* **What you should do**
Write out all of the data without omission, exactly as shown.

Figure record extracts
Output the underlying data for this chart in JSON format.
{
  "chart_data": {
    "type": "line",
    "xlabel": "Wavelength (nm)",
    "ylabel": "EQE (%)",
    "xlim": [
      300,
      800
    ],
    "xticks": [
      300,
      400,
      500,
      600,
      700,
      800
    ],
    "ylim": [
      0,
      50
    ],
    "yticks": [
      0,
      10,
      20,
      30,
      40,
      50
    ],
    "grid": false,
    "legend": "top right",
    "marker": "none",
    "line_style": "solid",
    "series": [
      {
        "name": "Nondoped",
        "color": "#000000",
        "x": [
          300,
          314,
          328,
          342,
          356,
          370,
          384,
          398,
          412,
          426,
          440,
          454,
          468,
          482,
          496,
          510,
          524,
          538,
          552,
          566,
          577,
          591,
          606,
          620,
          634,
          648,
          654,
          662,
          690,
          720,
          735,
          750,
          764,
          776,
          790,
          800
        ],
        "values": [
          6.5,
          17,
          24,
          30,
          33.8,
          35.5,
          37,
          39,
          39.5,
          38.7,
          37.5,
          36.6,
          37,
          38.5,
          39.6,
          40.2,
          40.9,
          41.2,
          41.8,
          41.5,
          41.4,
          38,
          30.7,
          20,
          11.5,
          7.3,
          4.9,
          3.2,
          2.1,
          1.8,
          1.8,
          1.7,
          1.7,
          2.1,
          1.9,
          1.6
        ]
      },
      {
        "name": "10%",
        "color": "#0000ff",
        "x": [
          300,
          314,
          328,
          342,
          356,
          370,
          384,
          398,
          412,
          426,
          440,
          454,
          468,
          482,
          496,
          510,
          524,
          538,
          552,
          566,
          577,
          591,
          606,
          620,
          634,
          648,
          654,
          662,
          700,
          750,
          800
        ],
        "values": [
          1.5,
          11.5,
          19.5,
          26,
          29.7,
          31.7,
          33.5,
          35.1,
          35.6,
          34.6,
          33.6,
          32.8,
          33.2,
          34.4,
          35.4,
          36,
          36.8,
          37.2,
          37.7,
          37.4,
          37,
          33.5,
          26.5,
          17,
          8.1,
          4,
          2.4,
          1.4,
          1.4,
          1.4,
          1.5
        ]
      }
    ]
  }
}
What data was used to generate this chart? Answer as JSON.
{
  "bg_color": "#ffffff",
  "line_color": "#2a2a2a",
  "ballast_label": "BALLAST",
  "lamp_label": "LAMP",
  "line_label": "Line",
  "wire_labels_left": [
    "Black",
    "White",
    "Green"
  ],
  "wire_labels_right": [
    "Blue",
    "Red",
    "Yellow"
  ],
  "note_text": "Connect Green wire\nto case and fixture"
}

* **Reply to the exercise**
Output the underlying data for this chart in JSON format.
{
  "chart_data": {
    "type": "line",
    "xlabel": "Wavelength (nm)",
    "ylabel": "EQE (%)",
    "xlim": [
      300,
      800
    ],
    "xticks": [
      300,
      400,
      500,
      600,
      700,
      800
    ],
    "ylim": [
      0,
      50
    ],
    "yticks": [
      0,
      10,
      20,
      30,
      40,
      50
    ],
    "grid": false,
    "legend": "top right",
    "marker": "none",
    "line_style": "solid",
    "series": [
      {
        "name": "Nondoped",
        "color": "#000000",
        "x": [
          300,
          314,
          328,
          342,
          356,
          370,
          384,
          398,
          412,
          426,
          440,
          454,
          468,
          482,
          496,
          510,
          524,
          538,
          552,
          566,
          577,
          591,
          606,
          620,
          634,
          648,
          654,
          662,
          690,
          720,
          735,
          750,
          764,
          776,
          790,
          800
        ],
        "values": [
          6.5,
          17,
          24,
          30,
          33.8,
          35.5,
          37,
          39,
          39.5,
          38.7,
          37.5,
          36.6,
          37,
          38.5,
          39.6,
          40.2,
          40.9,
          41.2,
          41.8,
          41.5,
          41.4,
          38,
          30.7,
          20,
          11.5,
          7.3,
          4.9,
          3.2,
          2.1,
          1.8,
          1.8,
          1.7,
          1.7,
          2.1,
          1.9,
          1.6
        ]
      },
      {
        "name": "10%",
        "color": "#0000ff",
        "x": [
          300,
          314,
          328,
          342,
          356,
          370,
          384,
          398,
          412,
          426,
          440,
          454,
          468,
          482,
          496,
          510,
          524,
          538,
          552,
          566,
          577,
          591,
          606,
          620,
          634,
          648,
          654,
          662,
          700,
          750,
          800
        ],
        "values": [
          1.5,
          11.5,
          19.5,
          26,
          29.7,
          31.7,
          33.5,
          35.1,
          35.6,
          34.6,
          33.6,
          32.8,
          33.2,
          34.4,
          35.4,
          36,
          36.8,
          37.2,
          37.7,
          37.4,
          37,
          33.5,
          26.5,
          17,
          8.1,
          4,
          2.4,
          1.4,
          1.4,
          1.4,
          1.5
        ]
      }
    ]
  }
}
What data was used to generate this chart? Answer as JSON.
{
  "bg_color": "#ffffff",
  "line_color": "#2a2a2a",
  "ballast_label": "BALLAST",
  "lamp_label": "LAMP",
  "line_label": "Line",
  "wire_labels_left": [
    "Black",
    "White",
    "Green"
  ],
  "wire_labels_right": [
    "Blue",
    "Red",
    "Yellow"
  ],
  "note_text": "Connect Green wire\nto case and fixture"
}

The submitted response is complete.